> _What is expected_:
Copy each line holding the string "Solicitada".

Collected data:

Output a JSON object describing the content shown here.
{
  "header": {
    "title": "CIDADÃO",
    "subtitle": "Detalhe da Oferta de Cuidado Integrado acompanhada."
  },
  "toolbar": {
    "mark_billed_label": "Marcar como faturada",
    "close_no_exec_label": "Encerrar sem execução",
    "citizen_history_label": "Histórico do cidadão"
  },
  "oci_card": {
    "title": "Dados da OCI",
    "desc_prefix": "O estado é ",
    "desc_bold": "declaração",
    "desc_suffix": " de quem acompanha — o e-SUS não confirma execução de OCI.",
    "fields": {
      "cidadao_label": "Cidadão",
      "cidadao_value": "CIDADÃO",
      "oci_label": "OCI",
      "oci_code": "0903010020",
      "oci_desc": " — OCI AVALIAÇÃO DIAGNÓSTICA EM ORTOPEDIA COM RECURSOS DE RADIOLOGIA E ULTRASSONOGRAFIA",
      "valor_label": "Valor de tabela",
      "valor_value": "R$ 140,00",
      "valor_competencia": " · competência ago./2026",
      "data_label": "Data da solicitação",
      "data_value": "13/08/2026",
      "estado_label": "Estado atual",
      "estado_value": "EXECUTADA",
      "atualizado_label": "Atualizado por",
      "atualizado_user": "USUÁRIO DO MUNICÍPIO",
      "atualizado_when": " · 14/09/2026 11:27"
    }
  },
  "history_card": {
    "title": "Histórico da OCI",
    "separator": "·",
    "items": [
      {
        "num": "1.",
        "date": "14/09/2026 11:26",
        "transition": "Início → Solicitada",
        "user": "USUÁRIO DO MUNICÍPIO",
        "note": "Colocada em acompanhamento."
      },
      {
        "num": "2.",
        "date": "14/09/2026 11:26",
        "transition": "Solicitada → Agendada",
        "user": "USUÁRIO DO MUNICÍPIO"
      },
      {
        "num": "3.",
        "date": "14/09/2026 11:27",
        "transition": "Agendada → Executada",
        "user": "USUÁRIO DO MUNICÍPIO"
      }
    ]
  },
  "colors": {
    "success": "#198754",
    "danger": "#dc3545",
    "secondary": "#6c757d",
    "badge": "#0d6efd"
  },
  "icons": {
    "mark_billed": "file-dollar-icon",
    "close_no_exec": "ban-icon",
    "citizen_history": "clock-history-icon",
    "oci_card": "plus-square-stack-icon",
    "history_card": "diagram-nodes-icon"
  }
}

> _Written reply_:
        "transition": "Início → Solicitada",
        "transition": "Solicitada → Agendada",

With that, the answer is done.